(Entries):

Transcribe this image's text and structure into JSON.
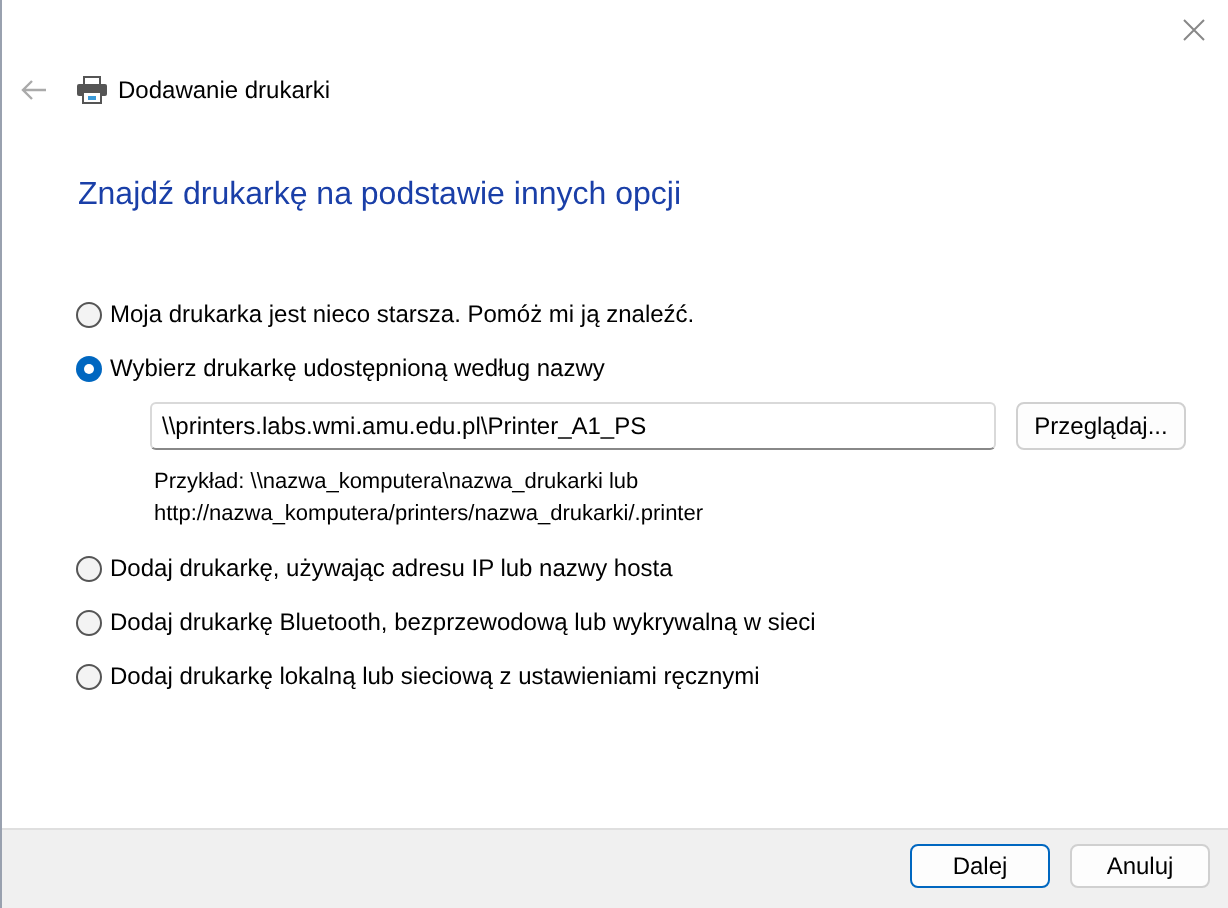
{
  "window": {
    "title": "Dodawanie drukarki"
  },
  "heading": "Znajdź drukarkę na podstawie innych opcji",
  "options": [
    {
      "label": "Moja drukarka jest nieco starsza. Pomóż mi ją znaleźć.",
      "selected": false
    },
    {
      "label": "Wybierz drukarkę udostępnioną według nazwy",
      "selected": true,
      "field": {
        "value": "\\\\printers.labs.wmi.amu.edu.pl\\Printer_A1_PS"
      },
      "browse_button": "Przeglądaj...",
      "hint_lines": [
        "Przykład: \\\\nazwa_komputera\\nazwa_drukarki lub",
        "http://nazwa_komputera/printers/nazwa_drukarki/.printer"
      ]
    },
    {
      "label": "Dodaj drukarkę, używając adresu IP lub nazwy hosta",
      "selected": false
    },
    {
      "label": "Dodaj drukarkę Bluetooth, bezprzewodową lub wykrywalną w sieci",
      "selected": false
    },
    {
      "label": "Dodaj drukarkę lokalną lub sieciową z ustawieniami ręcznymi",
      "selected": false
    }
  ],
  "buttons": [
    {
      "label": "Dalej",
      "kind": "default"
    },
    {
      "label": "Anuluj",
      "kind": "normal"
    }
  ]
}
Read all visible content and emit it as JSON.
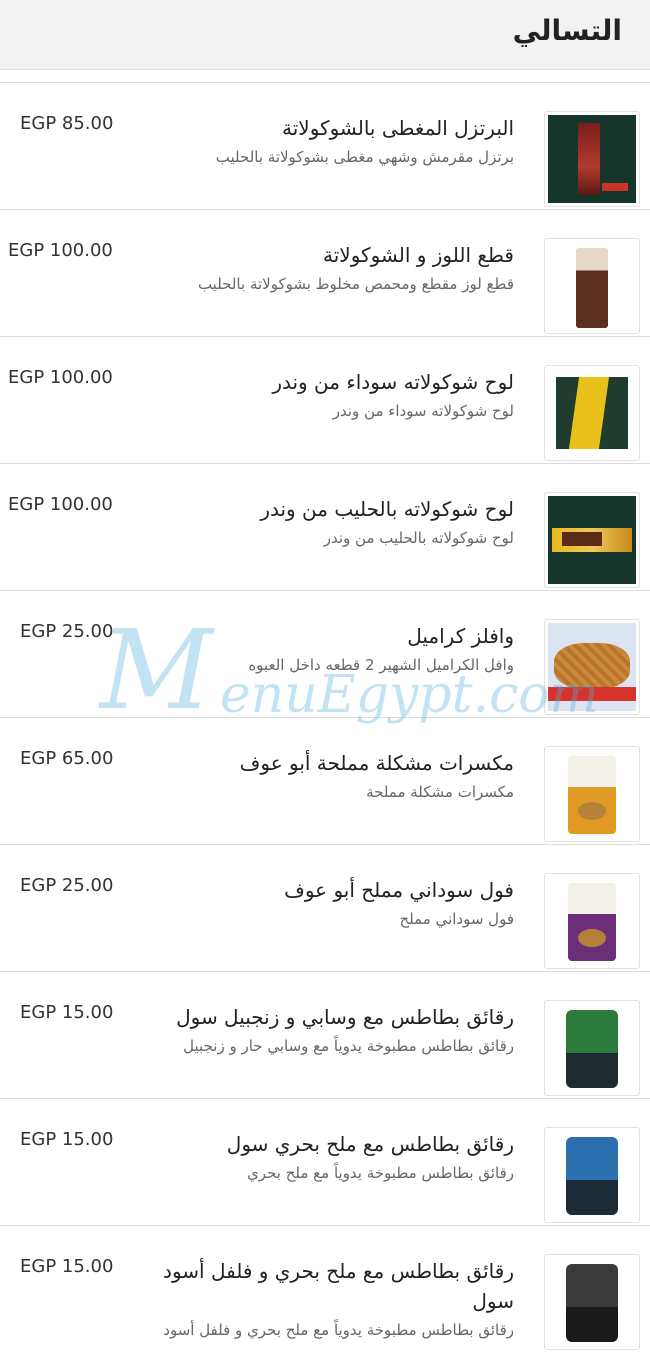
{
  "header": {
    "title": "التسالي"
  },
  "items": [
    {
      "name": "البرتزل المغطى بالشوكولاتة",
      "desc": "برتزل مقرمش وشهي مغطى بشوكولاتة بالحليب",
      "price": "EGP 85.00",
      "image_icon": "starbucks-pretzel-icon"
    },
    {
      "name": "قطع اللوز و الشوكولاتة",
      "desc": "قطع لوز مقطع ومحمص مخلوط بشوكولاتة بالحليب",
      "price": "EGP 100.00",
      "image_icon": "almond-chocolate-icon"
    },
    {
      "name": "لوح شوكولاته سوداء من وندر",
      "desc": "لوح شوكولاته سوداء من وندر",
      "price": "EGP 100.00",
      "image_icon": "wonder-dark-bar-icon"
    },
    {
      "name": "لوح شوكولاته بالحليب من وندر",
      "desc": "لوح شوكولاته بالحليب من وندر",
      "price": "EGP 100.00",
      "image_icon": "wonder-milk-bar-icon"
    },
    {
      "name": "وافلز كراميل",
      "desc": "وافل الكراميل الشهير 2 قطعه داخل العبوه",
      "price": "EGP 25.00",
      "image_icon": "stroopwafel-icon"
    },
    {
      "name": "مكسرات مشكلة مملحة أبو عوف",
      "desc": "مكسرات مشكلة مملحة",
      "price": "EGP 65.00",
      "image_icon": "abu-auf-mixed-nuts-icon"
    },
    {
      "name": "فول سوداني مملح أبو عوف",
      "desc": "فول سوداني مملح",
      "price": "EGP 25.00",
      "image_icon": "abu-auf-peanuts-icon"
    },
    {
      "name": "رقائق بطاطس مع وسابي و زنجبيل سول",
      "desc": "رقائق بطاطس مطبوخة يدوياً مع وسابي حار و زنجبيل",
      "price": "EGP 15.00",
      "image_icon": "soul-wasabi-chips-icon"
    },
    {
      "name": "رقائق بطاطس مع ملح بحري سول",
      "desc": "رقائق بطاطس مطبوخة يدوياً مع ملح بحري",
      "price": "EGP 15.00",
      "image_icon": "soul-sea-salt-chips-icon"
    },
    {
      "name": "رقائق بطاطس مع ملح بحري و فلفل أسود سول",
      "desc": "رقائق بطاطس مطبوخة يدوياً مع ملح بحري و فلفل أسود",
      "price": "EGP 15.00",
      "image_icon": "soul-salt-pepper-chips-icon"
    }
  ],
  "watermark": {
    "initial": "M",
    "rest": "enuEgypt.com"
  },
  "colors": {
    "header_bg": "#f2f2f2",
    "divider": "#dcdcdc",
    "watermark": "#50afdc"
  }
}
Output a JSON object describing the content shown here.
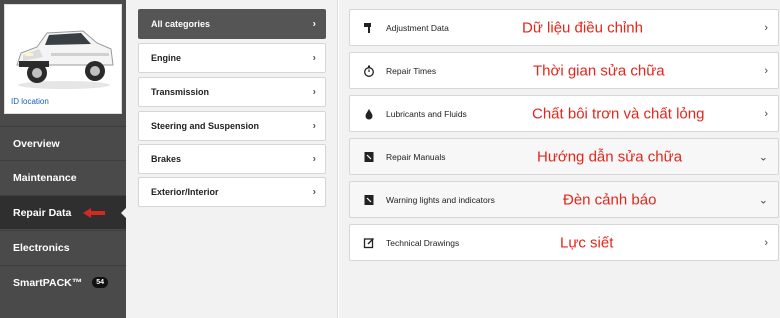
{
  "sidebar": {
    "vehicle": {
      "id_location_label": "ID location"
    },
    "nav": [
      {
        "label": "Overview"
      },
      {
        "label": "Maintenance"
      },
      {
        "label": "Repair Data",
        "active": true
      },
      {
        "label": "Electronics"
      },
      {
        "label": "SmartPACK™",
        "badge": "54"
      }
    ]
  },
  "categories": [
    {
      "label": "All categories",
      "active": true
    },
    {
      "label": "Engine"
    },
    {
      "label": "Transmission"
    },
    {
      "label": "Steering and Suspension"
    },
    {
      "label": "Brakes"
    },
    {
      "label": "Exterior/Interior"
    }
  ],
  "data_items": [
    {
      "icon": "wrench-icon",
      "label": "Adjustment Data",
      "annotation": "Dữ liệu điều chỉnh",
      "chevron": "right"
    },
    {
      "icon": "stopwatch-icon",
      "label": "Repair Times",
      "annotation": "Thời gian sửa chữa",
      "chevron": "right"
    },
    {
      "icon": "oil-drop-icon",
      "label": "Lubricants and Fluids",
      "annotation": "Chất bôi trơn và chất lỏng",
      "chevron": "right"
    },
    {
      "icon": "manual-icon",
      "label": "Repair Manuals",
      "annotation": "Hướng dẫn sửa chữa",
      "chevron": "down"
    },
    {
      "icon": "warning-light-icon",
      "label": "Warning lights and indicators",
      "annotation": "Đèn cảnh báo",
      "chevron": "down"
    },
    {
      "icon": "drawing-icon",
      "label": "Technical Drawings",
      "annotation": "Lực siết",
      "chevron": "right"
    }
  ],
  "colors": {
    "sidebar_bg": "#4a4a4a",
    "active_nav": "#2f2f2f",
    "annotation_red": "#e3261b",
    "active_category": "#555555"
  }
}
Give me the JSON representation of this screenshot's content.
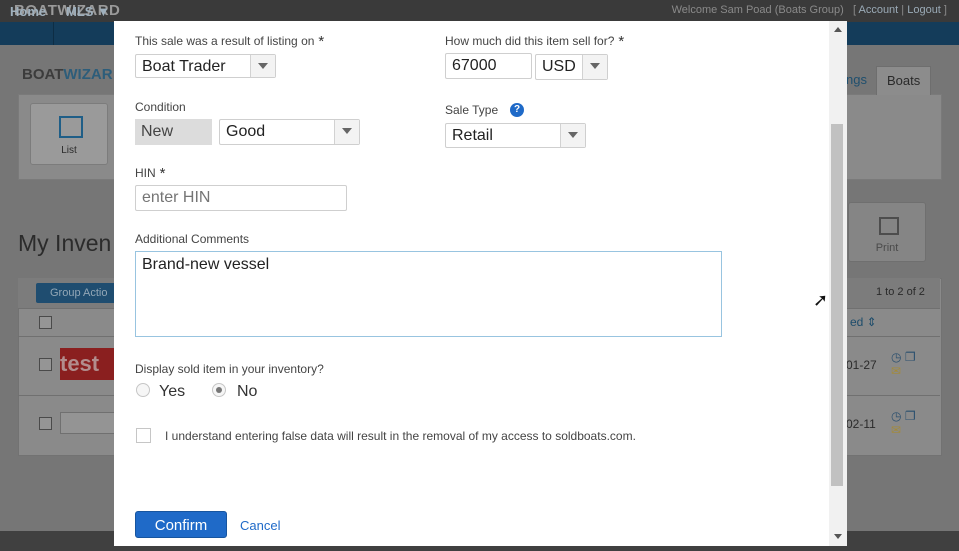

(Work to be completed):
Take every line from the data above that holds "title" and copy it out.

(Problem solution):
    "title": "Dodawanie drukarki"
    "title": "التسالي"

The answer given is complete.